§ **Aim**
Copy out all the records, word for word.

§ **Records for this task**
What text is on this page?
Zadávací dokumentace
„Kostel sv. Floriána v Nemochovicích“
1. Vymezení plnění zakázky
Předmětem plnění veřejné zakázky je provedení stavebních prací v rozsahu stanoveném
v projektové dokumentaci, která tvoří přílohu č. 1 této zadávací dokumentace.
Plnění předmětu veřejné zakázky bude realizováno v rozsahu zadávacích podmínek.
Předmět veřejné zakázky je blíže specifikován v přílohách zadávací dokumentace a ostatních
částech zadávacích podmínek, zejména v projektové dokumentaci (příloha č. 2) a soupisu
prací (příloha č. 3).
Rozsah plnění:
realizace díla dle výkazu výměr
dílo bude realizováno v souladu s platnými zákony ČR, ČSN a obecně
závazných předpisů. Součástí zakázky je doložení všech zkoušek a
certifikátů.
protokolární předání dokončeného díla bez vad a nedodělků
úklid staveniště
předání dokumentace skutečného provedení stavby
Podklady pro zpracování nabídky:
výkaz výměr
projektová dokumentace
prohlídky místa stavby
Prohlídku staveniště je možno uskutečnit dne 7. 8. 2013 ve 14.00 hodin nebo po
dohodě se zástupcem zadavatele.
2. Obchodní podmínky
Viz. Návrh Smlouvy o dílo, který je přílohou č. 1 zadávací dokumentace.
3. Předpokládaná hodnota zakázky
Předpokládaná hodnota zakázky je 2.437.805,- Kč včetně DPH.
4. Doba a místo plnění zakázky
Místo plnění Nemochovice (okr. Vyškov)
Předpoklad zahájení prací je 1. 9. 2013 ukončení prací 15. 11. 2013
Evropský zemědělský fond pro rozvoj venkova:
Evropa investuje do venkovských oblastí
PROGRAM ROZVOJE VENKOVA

§ **Result below**
What text is on this page?
Zadávací dokumentace
„Kostel sv. Floriána v Nemochovicích“
1. Vymezení plnění zakázky
Předmětem plnění veřejné zakázky je provedení stavebních prací v rozsahu stanoveném
v projektové dokumentaci, která tvoří přílohu č. 1 této zadávací dokumentace.
Plnění předmětu veřejné zakázky bude realizováno v rozsahu zadávacích podmínek.
Předmět veřejné zakázky je blíže specifikován v přílohách zadávací dokumentace a ostatních
částech zadávacích podmínek, zejména v projektové dokumentaci (příloha č. 2) a soupisu
prací (příloha č. 3).
Rozsah plnění:
realizace díla dle výkazu výměr
dílo bude realizováno v souladu s platnými zákony ČR, ČSN a obecně
závazných předpisů. Součástí zakázky je doložení všech zkoušek a
certifikátů.
protokolární předání dokončeného díla bez vad a nedodělků
úklid staveniště
předání dokumentace skutečného provedení stavby
Podklady pro zpracování nabídky:
výkaz výměr
projektová dokumentace
prohlídky místa stavby
Prohlídku staveniště je možno uskutečnit dne 7. 8. 2013 ve 14.00 hodin nebo po
dohodě se zástupcem zadavatele.
2. Obchodní podmínky
Viz. Návrh Smlouvy o dílo, který je přílohou č. 1 zadávací dokumentace.
3. Předpokládaná hodnota zakázky
Předpokládaná hodnota zakázky je 2.437.805,- Kč včetně DPH.
4. Doba a místo plnění zakázky
Místo plnění Nemochovice (okr. Vyškov)
Předpoklad zahájení prací je 1. 9. 2013 ukončení prací 15. 11. 2013
Evropský zemědělský fond pro rozvoj venkova:
Evropa investuje do venkovských oblastí
PROGRAM ROZVOJE VENKOVA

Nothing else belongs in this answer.